**WHAT YOU SHOULD DO**
Restate each of the lines below word for word and drop every picture.

**MATERIALS PROVIDED**
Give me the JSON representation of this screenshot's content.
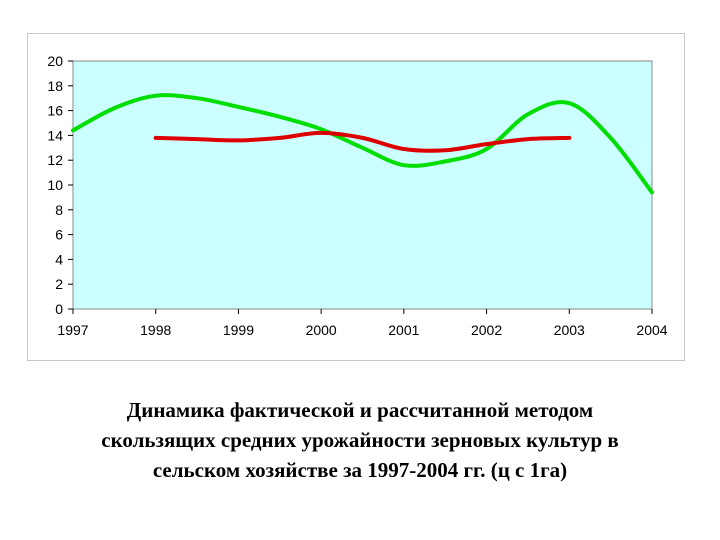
{
  "chart_data": {
    "type": "line",
    "title": "",
    "xlabel": "",
    "ylabel": "",
    "x_ticks": [
      "1997",
      "1998",
      "1999",
      "2000",
      "2001",
      "2002",
      "2003",
      "2004"
    ],
    "y_ticks": [
      "0",
      "2",
      "4",
      "6",
      "8",
      "10",
      "12",
      "14",
      "16",
      "18",
      "20"
    ],
    "xlim": [
      1997,
      2004
    ],
    "ylim": [
      0,
      20
    ],
    "grid": false,
    "legend": "none",
    "plot_background": "#ccffff",
    "series": [
      {
        "color": "#00dd00",
        "x": [
          1997,
          1997.5,
          1998,
          1998.5,
          1999,
          1999.5,
          2000,
          2000.5,
          2001,
          2001.5,
          2002,
          2002.5,
          2003,
          2003.5,
          2004
        ],
        "y": [
          14.4,
          16.2,
          17.2,
          17.0,
          16.3,
          15.5,
          14.5,
          13.0,
          11.6,
          11.9,
          12.9,
          15.7,
          16.6,
          13.8,
          9.4
        ]
      },
      {
        "color": "#dd0000",
        "x": [
          1998,
          1998.5,
          1999,
          1999.5,
          2000,
          2000.5,
          2001,
          2001.5,
          2002,
          2002.5,
          2003
        ],
        "y": [
          13.8,
          13.7,
          13.6,
          13.8,
          14.2,
          13.8,
          12.9,
          12.8,
          13.3,
          13.7,
          13.8
        ]
      }
    ]
  },
  "caption": {
    "line1": "Динамика фактической и рассчитанной методом",
    "line2": "скользящих средних урожайности зерновых культур в",
    "line3": "сельском хозяйстве за 1997-2004 гг. (ц с 1га)"
  }
}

**EXERCISE RESPONSE**
Give me the JSON representation of this screenshot's content.
{
  "chart_data": {
    "type": "line",
    "title": "",
    "xlabel": "",
    "ylabel": "",
    "x_ticks": [
      "1997",
      "1998",
      "1999",
      "2000",
      "2001",
      "2002",
      "2003",
      "2004"
    ],
    "y_ticks": [
      "0",
      "2",
      "4",
      "6",
      "8",
      "10",
      "12",
      "14",
      "16",
      "18",
      "20"
    ],
    "xlim": [
      1997,
      2004
    ],
    "ylim": [
      0,
      20
    ],
    "grid": false,
    "legend": "none",
    "plot_background": "#ccffff",
    "series": [
      {
        "color": "#00dd00",
        "x": [
          1997,
          1997.5,
          1998,
          1998.5,
          1999,
          1999.5,
          2000,
          2000.5,
          2001,
          2001.5,
          2002,
          2002.5,
          2003,
          2003.5,
          2004
        ],
        "y": [
          14.4,
          16.2,
          17.2,
          17.0,
          16.3,
          15.5,
          14.5,
          13.0,
          11.6,
          11.9,
          12.9,
          15.7,
          16.6,
          13.8,
          9.4
        ]
      },
      {
        "color": "#dd0000",
        "x": [
          1998,
          1998.5,
          1999,
          1999.5,
          2000,
          2000.5,
          2001,
          2001.5,
          2002,
          2002.5,
          2003
        ],
        "y": [
          13.8,
          13.7,
          13.6,
          13.8,
          14.2,
          13.8,
          12.9,
          12.8,
          13.3,
          13.7,
          13.8
        ]
      }
    ]
  },
  "caption": {
    "line1": "Динамика фактической и рассчитанной методом",
    "line2": "скользящих средних урожайности зерновых культур в",
    "line3": "сельском хозяйстве за 1997-2004 гг. (ц с 1га)"
  }
}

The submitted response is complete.